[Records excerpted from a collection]
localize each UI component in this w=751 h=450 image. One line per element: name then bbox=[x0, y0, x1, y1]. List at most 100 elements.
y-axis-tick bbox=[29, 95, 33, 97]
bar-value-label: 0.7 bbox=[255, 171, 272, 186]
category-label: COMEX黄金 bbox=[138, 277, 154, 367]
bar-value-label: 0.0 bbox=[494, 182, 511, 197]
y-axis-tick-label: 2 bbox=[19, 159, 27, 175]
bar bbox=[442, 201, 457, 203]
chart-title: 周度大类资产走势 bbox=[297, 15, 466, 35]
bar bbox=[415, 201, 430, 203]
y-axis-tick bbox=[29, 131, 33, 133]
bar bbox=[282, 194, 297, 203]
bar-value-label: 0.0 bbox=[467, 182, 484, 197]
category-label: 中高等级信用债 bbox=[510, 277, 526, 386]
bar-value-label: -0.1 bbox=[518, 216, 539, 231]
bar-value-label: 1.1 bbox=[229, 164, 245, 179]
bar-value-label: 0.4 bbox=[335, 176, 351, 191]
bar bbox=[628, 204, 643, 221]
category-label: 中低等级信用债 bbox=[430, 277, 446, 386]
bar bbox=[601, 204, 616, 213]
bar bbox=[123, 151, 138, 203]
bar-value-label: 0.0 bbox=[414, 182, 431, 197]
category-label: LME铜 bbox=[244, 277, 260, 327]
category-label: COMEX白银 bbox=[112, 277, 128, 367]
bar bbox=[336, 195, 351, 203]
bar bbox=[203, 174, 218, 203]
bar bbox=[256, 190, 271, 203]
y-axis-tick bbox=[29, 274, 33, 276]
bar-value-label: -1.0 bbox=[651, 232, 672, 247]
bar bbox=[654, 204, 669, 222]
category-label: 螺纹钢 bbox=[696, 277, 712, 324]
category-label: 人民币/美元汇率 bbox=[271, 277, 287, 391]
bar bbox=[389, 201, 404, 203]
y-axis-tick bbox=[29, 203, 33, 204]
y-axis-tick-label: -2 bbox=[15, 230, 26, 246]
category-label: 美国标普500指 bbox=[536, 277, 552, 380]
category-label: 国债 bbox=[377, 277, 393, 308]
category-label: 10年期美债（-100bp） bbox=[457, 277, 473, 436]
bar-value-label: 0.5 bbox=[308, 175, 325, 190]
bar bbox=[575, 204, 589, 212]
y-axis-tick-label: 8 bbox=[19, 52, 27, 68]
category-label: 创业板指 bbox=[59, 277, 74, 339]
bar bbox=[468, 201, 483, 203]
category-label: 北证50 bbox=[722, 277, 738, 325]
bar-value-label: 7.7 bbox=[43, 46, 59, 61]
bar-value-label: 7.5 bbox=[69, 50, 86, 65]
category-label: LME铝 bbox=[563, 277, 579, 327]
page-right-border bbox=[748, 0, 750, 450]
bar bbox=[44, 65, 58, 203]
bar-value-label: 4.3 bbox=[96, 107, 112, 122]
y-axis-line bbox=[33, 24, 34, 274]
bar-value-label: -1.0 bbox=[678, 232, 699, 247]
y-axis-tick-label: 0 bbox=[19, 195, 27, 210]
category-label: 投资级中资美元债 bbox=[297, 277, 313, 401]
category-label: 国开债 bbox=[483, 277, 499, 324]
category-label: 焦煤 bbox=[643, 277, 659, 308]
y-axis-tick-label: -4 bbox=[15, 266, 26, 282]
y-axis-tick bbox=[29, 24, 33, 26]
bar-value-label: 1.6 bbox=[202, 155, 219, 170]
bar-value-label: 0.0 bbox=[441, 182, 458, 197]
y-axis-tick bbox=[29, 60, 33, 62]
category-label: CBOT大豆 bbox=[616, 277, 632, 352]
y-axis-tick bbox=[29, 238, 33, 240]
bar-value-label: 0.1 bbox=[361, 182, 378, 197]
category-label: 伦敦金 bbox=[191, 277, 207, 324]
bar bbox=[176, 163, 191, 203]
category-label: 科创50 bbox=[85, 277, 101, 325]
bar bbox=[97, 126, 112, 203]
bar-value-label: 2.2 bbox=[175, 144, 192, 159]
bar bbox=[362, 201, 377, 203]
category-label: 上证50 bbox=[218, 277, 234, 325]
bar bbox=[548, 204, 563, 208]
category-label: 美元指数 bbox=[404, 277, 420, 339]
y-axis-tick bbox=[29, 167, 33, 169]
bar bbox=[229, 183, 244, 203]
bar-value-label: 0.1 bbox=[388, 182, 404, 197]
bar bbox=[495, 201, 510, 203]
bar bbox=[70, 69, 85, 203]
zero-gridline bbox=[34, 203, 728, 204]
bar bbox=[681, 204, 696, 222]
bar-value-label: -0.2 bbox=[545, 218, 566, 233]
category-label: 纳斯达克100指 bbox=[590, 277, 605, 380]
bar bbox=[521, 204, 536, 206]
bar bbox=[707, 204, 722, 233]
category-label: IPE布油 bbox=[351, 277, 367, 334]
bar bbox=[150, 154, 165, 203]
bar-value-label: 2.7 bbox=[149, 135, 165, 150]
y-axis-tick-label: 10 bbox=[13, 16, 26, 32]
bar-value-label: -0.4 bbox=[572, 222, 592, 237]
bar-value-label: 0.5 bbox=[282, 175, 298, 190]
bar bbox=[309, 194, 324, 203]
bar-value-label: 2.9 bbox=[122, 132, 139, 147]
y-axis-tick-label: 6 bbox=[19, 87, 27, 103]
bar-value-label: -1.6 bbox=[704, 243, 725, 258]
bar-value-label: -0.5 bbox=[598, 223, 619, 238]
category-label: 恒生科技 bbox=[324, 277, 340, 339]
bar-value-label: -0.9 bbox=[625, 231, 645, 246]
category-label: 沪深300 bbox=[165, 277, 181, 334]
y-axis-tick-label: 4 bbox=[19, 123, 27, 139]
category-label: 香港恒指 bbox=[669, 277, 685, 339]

- _What you should do_
Reproduce the data above word for word, keeping every line and character unchanged.

- _Final answer_
localize each UI component in this w=751 h=450 image. One line per element: name then bbox=[x0, y0, x1, y1]. List at most 100 elements.
y-axis-tick bbox=[29, 95, 33, 97]
bar-value-label: 0.7 bbox=[255, 171, 272, 186]
category-label: COMEX黄金 bbox=[138, 277, 154, 367]
bar-value-label: 0.0 bbox=[494, 182, 511, 197]
y-axis-tick-label: 2 bbox=[19, 159, 27, 175]
bar bbox=[442, 201, 457, 203]
chart-title: 周度大类资产走势 bbox=[297, 15, 466, 35]
bar bbox=[415, 201, 430, 203]
y-axis-tick bbox=[29, 131, 33, 133]
bar bbox=[282, 194, 297, 203]
bar-value-label: 0.0 bbox=[467, 182, 484, 197]
category-label: 中高等级信用债 bbox=[510, 277, 526, 386]
bar-value-label: -0.1 bbox=[518, 216, 539, 231]
bar-value-label: 1.1 bbox=[229, 164, 245, 179]
bar-value-label: 0.4 bbox=[335, 176, 351, 191]
bar bbox=[628, 204, 643, 221]
category-label: 中低等级信用债 bbox=[430, 277, 446, 386]
bar bbox=[601, 204, 616, 213]
bar bbox=[123, 151, 138, 203]
bar-value-label: 0.0 bbox=[414, 182, 431, 197]
category-label: LME铜 bbox=[244, 277, 260, 327]
category-label: COMEX白银 bbox=[112, 277, 128, 367]
bar bbox=[336, 195, 351, 203]
bar bbox=[203, 174, 218, 203]
bar bbox=[256, 190, 271, 203]
y-axis-tick bbox=[29, 274, 33, 276]
bar-value-label: -1.0 bbox=[651, 232, 672, 247]
bar bbox=[654, 204, 669, 222]
category-label: 螺纹钢 bbox=[696, 277, 712, 324]
category-label: 人民币/美元汇率 bbox=[271, 277, 287, 391]
bar bbox=[389, 201, 404, 203]
y-axis-tick bbox=[29, 203, 33, 204]
y-axis-tick-label: -2 bbox=[15, 230, 26, 246]
category-label: 美国标普500指 bbox=[536, 277, 552, 380]
category-label: 国债 bbox=[377, 277, 393, 308]
category-label: 10年期美债（-100bp） bbox=[457, 277, 473, 436]
bar-value-label: 0.5 bbox=[308, 175, 325, 190]
bar bbox=[575, 204, 589, 212]
y-axis-tick-label: 8 bbox=[19, 52, 27, 68]
category-label: 创业板指 bbox=[59, 277, 74, 339]
bar bbox=[468, 201, 483, 203]
category-label: 北证50 bbox=[722, 277, 738, 325]
bar-value-label: 7.7 bbox=[43, 46, 59, 61]
bar-value-label: 7.5 bbox=[69, 50, 86, 65]
category-label: LME铝 bbox=[563, 277, 579, 327]
page-right-border bbox=[748, 0, 750, 450]
bar bbox=[44, 65, 58, 203]
bar-value-label: 4.3 bbox=[96, 107, 112, 122]
y-axis-line bbox=[33, 24, 34, 274]
bar-value-label: -1.0 bbox=[678, 232, 699, 247]
y-axis-tick-label: 0 bbox=[19, 195, 27, 210]
category-label: 投资级中资美元债 bbox=[297, 277, 313, 401]
category-label: 国开债 bbox=[483, 277, 499, 324]
category-label: 焦煤 bbox=[643, 277, 659, 308]
y-axis-tick-label: -4 bbox=[15, 266, 26, 282]
y-axis-tick bbox=[29, 24, 33, 26]
bar-value-label: 1.6 bbox=[202, 155, 219, 170]
bar-value-label: 0.0 bbox=[441, 182, 458, 197]
y-axis-tick bbox=[29, 60, 33, 62]
category-label: CBOT大豆 bbox=[616, 277, 632, 352]
y-axis-tick bbox=[29, 238, 33, 240]
bar-value-label: 0.1 bbox=[361, 182, 378, 197]
category-label: 伦敦金 bbox=[191, 277, 207, 324]
bar bbox=[176, 163, 191, 203]
category-label: 科创50 bbox=[85, 277, 101, 325]
bar bbox=[97, 126, 112, 203]
bar-value-label: 2.2 bbox=[175, 144, 192, 159]
bar bbox=[362, 201, 377, 203]
category-label: 上证50 bbox=[218, 277, 234, 325]
bar bbox=[548, 204, 563, 208]
category-label: 美元指数 bbox=[404, 277, 420, 339]
y-axis-tick bbox=[29, 167, 33, 169]
bar bbox=[229, 183, 244, 203]
bar-value-label: 0.1 bbox=[388, 182, 404, 197]
bar bbox=[495, 201, 510, 203]
bar bbox=[70, 69, 85, 203]
zero-gridline bbox=[34, 203, 728, 204]
bar bbox=[681, 204, 696, 222]
bar-value-label: -0.2 bbox=[545, 218, 566, 233]
category-label: 纳斯达克100指 bbox=[590, 277, 605, 380]
bar bbox=[521, 204, 536, 206]
bar bbox=[707, 204, 722, 233]
category-label: IPE布油 bbox=[351, 277, 367, 334]
bar bbox=[150, 154, 165, 203]
bar-value-label: 2.7 bbox=[149, 135, 165, 150]
y-axis-tick-label: 10 bbox=[13, 16, 26, 32]
bar-value-label: -0.4 bbox=[572, 222, 592, 237]
bar-value-label: 0.5 bbox=[282, 175, 298, 190]
bar bbox=[309, 194, 324, 203]
bar-value-label: 2.9 bbox=[122, 132, 139, 147]
y-axis-tick-label: 6 bbox=[19, 87, 27, 103]
bar-value-label: -1.6 bbox=[704, 243, 725, 258]
bar-value-label: -0.5 bbox=[598, 223, 619, 238]
category-label: 恒生科技 bbox=[324, 277, 340, 339]
bar-value-label: -0.9 bbox=[625, 231, 645, 246]
category-label: 沪深300 bbox=[165, 277, 181, 334]
y-axis-tick-label: 4 bbox=[19, 123, 27, 139]
category-label: 香港恒指 bbox=[669, 277, 685, 339]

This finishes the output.